§ Task description: Pick up the critique of the Whitehill-Bordon Master Plan given below and continue it from its final sentence.

§ Reading text:
────────────────

2.0    The Master Plan

 

2.1     Evidence Base

 

The Draft Core Strategy documentation accepts that research in a number of areas is incomplete.  The Master Plan is an intrinsic component of the Core Strategy.  In the absence of a sound evidence base, it is entirely premature to assemble a Plan and publicise the ensuing consultation exercise as the “last chance” for comments.

 

2.2     Clarity

 

The Master Plan version distributed for consultation obliterates existing background details.  Furthermore we are advised by the Council that the Plan is not to scale, despite the scale bar on the Master Plan document.  The absence of detail is perhaps best indicated in the proposal to locate a bus depot which necessitates the demolition of the Sacred Heart Church and nursery. Furthermore, despite officer and member denials, the Master Plan does show development within the Hogmore Inclosure.  The Plan conceals this in showing the development proposals in the absence of background information.  When questioned about this and other obvious blunders, Council spokespersons excuse them by stating that the plan is “only conceptual” at this stage.  Yet this is the “last chance” to comment. stakeholders and the public are asked in effect to trust the Council on all future detail of a deeply flawed “concept.”   

 

Because the implications of the master plan proposals have not been thought or worked through and are therefore difficult to perceive, the value of this consultation is seriously compromised.

 

2.3     Scale

 

The Council has broadcast a wide range of development scales for the Whitehill-Bordon opportunity.  Starting with the “Green Town Vision” which involved redevelopment of the previously used or “brownfield” land to produce a scale of around 2,000 dwellings, the numbers grew to 9,000 dwellings over a 30 year period in the submissions to the South East Plan.  Currently the text of the Core Strategy discusses the South East Plan’s strategy for 5,500 dwellings, makes mention of a maximum of 5,300 dwellings but promotes a figure of about 4,000 dwellings in this document.

 

A wide range of development densities is quoted both within the Master Plan document and throughout the Core Strategy.  There is little consistency.  Having been advised at consultation events that development would not reach a figure of 80 dwellings per hectare, that figure now appears in the Core Strategy.

 

2.4     External Road Network

 

The UK has experience of the repercussions of locating development in remote locations. Without exception the traffic impact on the adjoining road networks has always been substantial, with the vast majority of trips being undertaken by private car. The “containment” of those locations has always been very limited, residents using their cars to work and shop at locations of their choice rather than using facilities within their local communities. The first publication of PPG13 in 1986 rehearsed the outcomes of meeting Oxford’s housing needs in towns beyond the city’s Green Belt. Heavy reliance on the private car and vast commuting distances resulted.

 

PPS7 advises that;

·                “most developments which are likely to generate large numbers of trips should be located in or next to towns which are accessible by public transport, walking and cycling.”

·                “Priority should be given to the re-use of previously developed land except where they perform poorly in terms of sustainability eg remoteness from settlements.”

────────────────

§ Provided material:
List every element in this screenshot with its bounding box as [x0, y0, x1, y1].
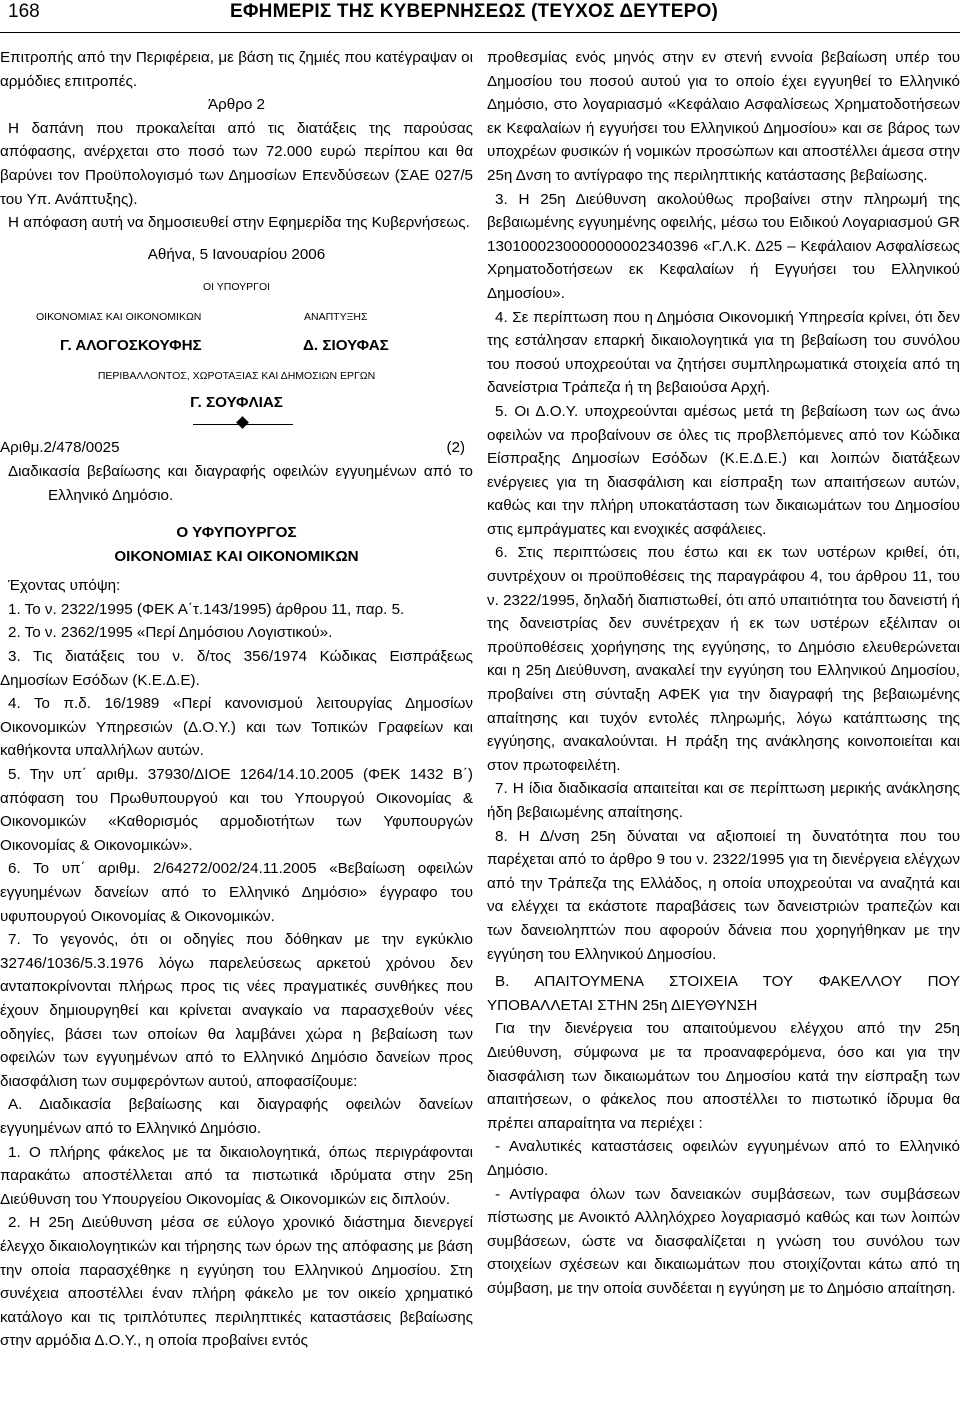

────────────────

§ Exercise response:
The proposed eco-village at Dunsfold for 2601 dwellings, 23,000 sq m of employment, schools and other social infrastructure, was rejected by the Secretary of State because of the adverse traffic impact on the rural lane network and a number of sensitive villages.  That proposal was found to generate at least 12,000 vehicles per day, the Whitehill-Bordon proposal will double that on an equally rural lane network with equally sensitive villages.

 

Great weight is placed by the council upon the provision of sustainable transport facilities within the proposed Whitehill-Bordon opportunity together with the benefits of improved retail provision. However the Commission for Integrated Transport points out that travel within a community is small compared with external travel to and from a community with around 15% of mileage being made on journeys of less than 5 miles and 85% on longer external journeys.  Accordingly encouraging travel by bus/walk/bike for internal trips is pretty ineffective in subduing car use and carbon generation. 

 

Communities in East Hampshire, as elsewhere in the UK, use public transport sparingly for external trips, with generally well over 80% using cars.  To try to address this, the council proposes a number of “express bus services” to external destinations. These were also proposed at the Dunsfold eco-village.  However there was never any prospect of the buses becoming “express” as they would have been locked in the same queues as general traffic thereby failing to attract patronage.  They would have suffered the same fate as the Bordon Link to Liphook, terminated for viability reasons. The Secretary of State agreed with the inspector that simply laying on bus services would not succeed in persuading travellers out of their cars.

 

Accordingly there can be absolutely no doubt that the Whitehill-Bordon proposal would overwhelm the local lane networks with development traffic.

 

Proposed bus routes purporting to connect Bordon with rail stations via these lanes will have the effect of stopping all following traffic trying to reach these destinations.  Increase in hazardous conditions must follow.  Consequential pressures for highway measures such as bypasses, widening, laybys, footways, signalled controls, and other works to accommodate increased demand will also increase carbon emissions.  Such measures are contrary to the stated objectives of an eco-town.

 

Unsurprisingly for a council with absolutely no experience of sustainable development on this scale, the master plan documentation makes no reference to any means of addressing the adverse impact on the external lane networks.  The Plan illustrates full access from the development to every one of the minor lanes in the area.  This is a Master Plan deficiency which will only intensify the scale of the catastrophe which this eco-town in its present form will bring to the area. Questions arising include:

·                How will the council explain to residents of Liphook, the gridlocked Village Square, the queues in Tower Road, the difficulties in accessing the primary school?

·                Will the council advise the residents of Bramshott why there are hundreds of rat running vehicles using Church Lane to get to the A3 and beyond?

·                Will Grayshott residents be appeased with the explanation that their roads will be gridlocked and their community severed in the name of eco-planning at Whitehill-Bordon?

·                What comfort will the council give to the communities of Lindford, Passfield, Headley, Standford, Selborne and Empshott which will have to absorb a substantial increase in vehicle movement?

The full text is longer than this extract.